[Records provided start]

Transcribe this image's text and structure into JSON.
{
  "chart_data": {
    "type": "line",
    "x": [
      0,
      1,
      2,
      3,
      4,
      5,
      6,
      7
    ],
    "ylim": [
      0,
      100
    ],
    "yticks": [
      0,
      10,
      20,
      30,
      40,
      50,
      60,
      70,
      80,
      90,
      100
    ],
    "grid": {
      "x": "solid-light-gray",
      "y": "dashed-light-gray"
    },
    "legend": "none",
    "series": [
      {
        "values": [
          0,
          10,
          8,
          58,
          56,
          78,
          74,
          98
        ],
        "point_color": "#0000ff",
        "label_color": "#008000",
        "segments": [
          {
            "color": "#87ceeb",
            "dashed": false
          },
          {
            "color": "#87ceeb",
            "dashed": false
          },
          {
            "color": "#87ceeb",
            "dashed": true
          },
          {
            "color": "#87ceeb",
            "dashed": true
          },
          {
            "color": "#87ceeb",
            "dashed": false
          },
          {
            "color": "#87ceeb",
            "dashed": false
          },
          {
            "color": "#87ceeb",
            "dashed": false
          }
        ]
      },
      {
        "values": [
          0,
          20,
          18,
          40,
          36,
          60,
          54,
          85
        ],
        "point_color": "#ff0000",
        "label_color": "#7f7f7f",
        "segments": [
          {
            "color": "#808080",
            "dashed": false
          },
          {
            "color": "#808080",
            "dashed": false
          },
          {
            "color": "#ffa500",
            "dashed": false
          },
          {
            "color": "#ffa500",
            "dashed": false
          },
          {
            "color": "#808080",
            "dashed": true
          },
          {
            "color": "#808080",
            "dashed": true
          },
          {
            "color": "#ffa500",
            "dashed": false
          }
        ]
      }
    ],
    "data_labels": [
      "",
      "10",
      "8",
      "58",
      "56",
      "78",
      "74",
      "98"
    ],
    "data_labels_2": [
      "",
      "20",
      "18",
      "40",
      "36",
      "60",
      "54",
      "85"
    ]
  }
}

[Records provided end]

What the task asks ▸ Extract every record. Keep wording exact.

Solution to this task ▸
Transcribe this image's text and structure into JSON.
{
  "chart_data": {
    "type": "line",
    "x": [
      0,
      1,
      2,
      3,
      4,
      5,
      6,
      7
    ],
    "ylim": [
      0,
      100
    ],
    "yticks": [
      0,
      10,
      20,
      30,
      40,
      50,
      60,
      70,
      80,
      90,
      100
    ],
    "grid": {
      "x": "solid-light-gray",
      "y": "dashed-light-gray"
    },
    "legend": "none",
    "series": [
      {
        "values": [
          0,
          10,
          8,
          58,
          56,
          78,
          74,
          98
        ],
        "point_color": "#0000ff",
        "label_color": "#008000",
        "segments": [
          {
            "color": "#87ceeb",
            "dashed": false
          },
          {
            "color": "#87ceeb",
            "dashed": false
          },
          {
            "color": "#87ceeb",
            "dashed": true
          },
          {
            "color": "#87ceeb",
            "dashed": true
          },
          {
            "color": "#87ceeb",
            "dashed": false
          },
          {
            "color": "#87ceeb",
            "dashed": false
          },
          {
            "color": "#87ceeb",
            "dashed": false
          }
        ]
      },
      {
        "values": [
          0,
          20,
          18,
          40,
          36,
          60,
          54,
          85
        ],
        "point_color": "#ff0000",
        "label_color": "#7f7f7f",
        "segments": [
          {
            "color": "#808080",
            "dashed": false
          },
          {
            "color": "#808080",
            "dashed": false
          },
          {
            "color": "#ffa500",
            "dashed": false
          },
          {
            "color": "#ffa500",
            "dashed": false
          },
          {
            "color": "#808080",
            "dashed": true
          },
          {
            "color": "#808080",
            "dashed": true
          },
          {
            "color": "#ffa500",
            "dashed": false
          }
        ]
      }
    ],
    "data_labels": [
      "",
      "10",
      "8",
      "58",
      "56",
      "78",
      "74",
      "98"
    ],
    "data_labels_2": [
      "",
      "20",
      "18",
      "40",
      "36",
      "60",
      "54",
      "85"
    ]
  }
}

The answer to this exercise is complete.